- EXTRACTED ENTRIES:
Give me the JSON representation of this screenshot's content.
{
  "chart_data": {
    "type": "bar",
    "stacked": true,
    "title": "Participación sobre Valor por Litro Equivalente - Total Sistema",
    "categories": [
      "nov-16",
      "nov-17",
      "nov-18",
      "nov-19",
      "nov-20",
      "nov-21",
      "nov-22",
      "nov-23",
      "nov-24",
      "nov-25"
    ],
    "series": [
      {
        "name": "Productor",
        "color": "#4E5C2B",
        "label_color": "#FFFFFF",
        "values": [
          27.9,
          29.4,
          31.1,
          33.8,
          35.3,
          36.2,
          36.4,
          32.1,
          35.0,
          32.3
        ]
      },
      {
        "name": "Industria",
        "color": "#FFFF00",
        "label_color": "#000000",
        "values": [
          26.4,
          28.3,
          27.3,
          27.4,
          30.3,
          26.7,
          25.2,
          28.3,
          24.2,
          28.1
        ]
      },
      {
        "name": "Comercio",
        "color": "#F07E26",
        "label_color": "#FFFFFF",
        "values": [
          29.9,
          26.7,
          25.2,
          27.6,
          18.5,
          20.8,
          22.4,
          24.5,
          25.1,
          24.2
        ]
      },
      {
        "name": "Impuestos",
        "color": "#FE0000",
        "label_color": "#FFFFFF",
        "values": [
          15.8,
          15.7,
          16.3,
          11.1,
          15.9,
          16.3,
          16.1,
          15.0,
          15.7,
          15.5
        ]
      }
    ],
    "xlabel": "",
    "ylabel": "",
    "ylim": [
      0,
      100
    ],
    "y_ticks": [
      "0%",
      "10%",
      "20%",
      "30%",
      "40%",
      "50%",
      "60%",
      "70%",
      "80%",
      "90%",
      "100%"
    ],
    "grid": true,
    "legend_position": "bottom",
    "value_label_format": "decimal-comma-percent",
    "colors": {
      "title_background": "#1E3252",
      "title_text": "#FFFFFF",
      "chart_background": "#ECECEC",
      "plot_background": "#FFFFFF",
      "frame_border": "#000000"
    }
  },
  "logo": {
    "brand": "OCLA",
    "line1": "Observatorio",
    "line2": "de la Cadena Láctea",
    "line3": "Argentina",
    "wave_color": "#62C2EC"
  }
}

- JOB: Every line of the data above should be reproduced word for word.

- FINISHED TASK:
Give me the JSON representation of this screenshot's content.
{
  "chart_data": {
    "type": "bar",
    "stacked": true,
    "title": "Participación sobre Valor por Litro Equivalente - Total Sistema",
    "categories": [
      "nov-16",
      "nov-17",
      "nov-18",
      "nov-19",
      "nov-20",
      "nov-21",
      "nov-22",
      "nov-23",
      "nov-24",
      "nov-25"
    ],
    "series": [
      {
        "name": "Productor",
        "color": "#4E5C2B",
        "label_color": "#FFFFFF",
        "values": [
          27.9,
          29.4,
          31.1,
          33.8,
          35.3,
          36.2,
          36.4,
          32.1,
          35.0,
          32.3
        ]
      },
      {
        "name": "Industria",
        "color": "#FFFF00",
        "label_color": "#000000",
        "values": [
          26.4,
          28.3,
          27.3,
          27.4,
          30.3,
          26.7,
          25.2,
          28.3,
          24.2,
          28.1
        ]
      },
      {
        "name": "Comercio",
        "color": "#F07E26",
        "label_color": "#FFFFFF",
        "values": [
          29.9,
          26.7,
          25.2,
          27.6,
          18.5,
          20.8,
          22.4,
          24.5,
          25.1,
          24.2
        ]
      },
      {
        "name": "Impuestos",
        "color": "#FE0000",
        "label_color": "#FFFFFF",
        "values": [
          15.8,
          15.7,
          16.3,
          11.1,
          15.9,
          16.3,
          16.1,
          15.0,
          15.7,
          15.5
        ]
      }
    ],
    "xlabel": "",
    "ylabel": "",
    "ylim": [
      0,
      100
    ],
    "y_ticks": [
      "0%",
      "10%",
      "20%",
      "30%",
      "40%",
      "50%",
      "60%",
      "70%",
      "80%",
      "90%",
      "100%"
    ],
    "grid": true,
    "legend_position": "bottom",
    "value_label_format": "decimal-comma-percent",
    "colors": {
      "title_background": "#1E3252",
      "title_text": "#FFFFFF",
      "chart_background": "#ECECEC",
      "plot_background": "#FFFFFF",
      "frame_border": "#000000"
    }
  },
  "logo": {
    "brand": "OCLA",
    "line1": "Observatorio",
    "line2": "de la Cadena Láctea",
    "line3": "Argentina",
    "wave_color": "#62C2EC"
  }
}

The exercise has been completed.